Task objective: Using the material that follows, identify and copy each line with the string "Weekly".

The records:
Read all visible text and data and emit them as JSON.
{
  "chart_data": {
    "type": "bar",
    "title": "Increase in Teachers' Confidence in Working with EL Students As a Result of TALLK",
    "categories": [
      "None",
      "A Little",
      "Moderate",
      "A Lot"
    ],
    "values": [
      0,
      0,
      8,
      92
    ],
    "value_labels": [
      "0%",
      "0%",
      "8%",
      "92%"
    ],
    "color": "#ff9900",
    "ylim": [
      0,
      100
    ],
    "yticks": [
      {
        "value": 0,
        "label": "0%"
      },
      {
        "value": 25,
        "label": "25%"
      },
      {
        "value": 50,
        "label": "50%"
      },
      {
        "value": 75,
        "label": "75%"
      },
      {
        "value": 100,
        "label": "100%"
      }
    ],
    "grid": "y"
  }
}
==
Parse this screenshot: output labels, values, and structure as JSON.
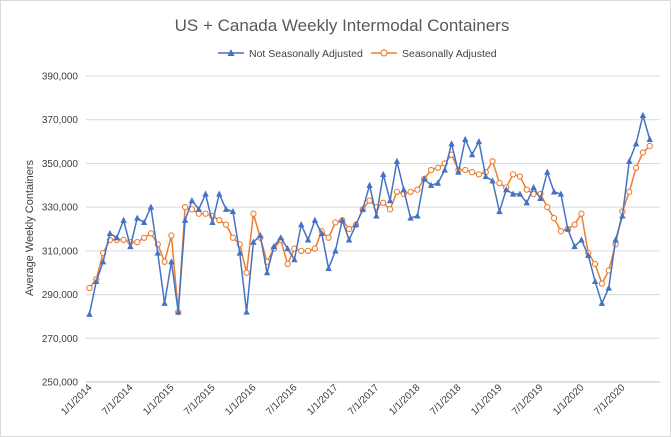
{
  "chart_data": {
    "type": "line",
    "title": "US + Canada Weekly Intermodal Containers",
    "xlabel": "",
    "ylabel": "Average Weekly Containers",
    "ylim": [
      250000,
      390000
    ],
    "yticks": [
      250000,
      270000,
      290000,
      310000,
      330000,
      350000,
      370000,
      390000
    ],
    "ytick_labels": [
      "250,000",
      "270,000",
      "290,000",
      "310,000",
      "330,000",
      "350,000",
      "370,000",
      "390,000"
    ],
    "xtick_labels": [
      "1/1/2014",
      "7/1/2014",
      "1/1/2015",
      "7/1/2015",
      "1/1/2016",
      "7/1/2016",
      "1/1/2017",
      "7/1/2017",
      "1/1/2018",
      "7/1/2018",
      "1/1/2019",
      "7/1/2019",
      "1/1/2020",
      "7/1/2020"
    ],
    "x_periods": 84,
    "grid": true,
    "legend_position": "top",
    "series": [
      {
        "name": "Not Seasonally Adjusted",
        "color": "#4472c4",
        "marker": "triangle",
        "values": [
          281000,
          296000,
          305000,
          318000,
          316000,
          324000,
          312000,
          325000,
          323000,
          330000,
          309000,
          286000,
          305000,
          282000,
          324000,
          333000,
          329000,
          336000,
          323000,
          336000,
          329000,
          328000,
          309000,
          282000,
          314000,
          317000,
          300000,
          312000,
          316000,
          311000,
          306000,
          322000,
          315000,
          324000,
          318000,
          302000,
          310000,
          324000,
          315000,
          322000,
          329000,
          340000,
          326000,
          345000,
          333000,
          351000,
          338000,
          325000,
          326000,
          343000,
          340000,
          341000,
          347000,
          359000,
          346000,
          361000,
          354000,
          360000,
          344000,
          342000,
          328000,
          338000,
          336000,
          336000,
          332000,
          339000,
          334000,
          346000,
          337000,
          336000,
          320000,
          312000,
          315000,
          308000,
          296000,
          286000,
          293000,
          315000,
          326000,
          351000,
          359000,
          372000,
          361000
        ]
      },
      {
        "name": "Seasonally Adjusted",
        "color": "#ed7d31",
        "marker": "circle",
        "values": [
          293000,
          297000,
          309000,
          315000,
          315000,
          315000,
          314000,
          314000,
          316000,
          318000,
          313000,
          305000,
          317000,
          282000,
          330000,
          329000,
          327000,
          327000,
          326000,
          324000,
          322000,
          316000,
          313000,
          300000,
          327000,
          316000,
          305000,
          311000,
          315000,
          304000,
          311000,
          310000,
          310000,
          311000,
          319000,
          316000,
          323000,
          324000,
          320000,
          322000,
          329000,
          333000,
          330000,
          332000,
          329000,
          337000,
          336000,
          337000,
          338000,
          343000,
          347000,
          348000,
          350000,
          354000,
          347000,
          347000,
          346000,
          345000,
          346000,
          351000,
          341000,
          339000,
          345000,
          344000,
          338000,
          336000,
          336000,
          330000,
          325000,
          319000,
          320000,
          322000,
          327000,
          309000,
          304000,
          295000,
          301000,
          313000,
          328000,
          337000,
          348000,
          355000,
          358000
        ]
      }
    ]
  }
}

Answer below:
    "title": "US + Canada Weekly Intermodal Containers",
    "ylabel": "Average Weekly Containers",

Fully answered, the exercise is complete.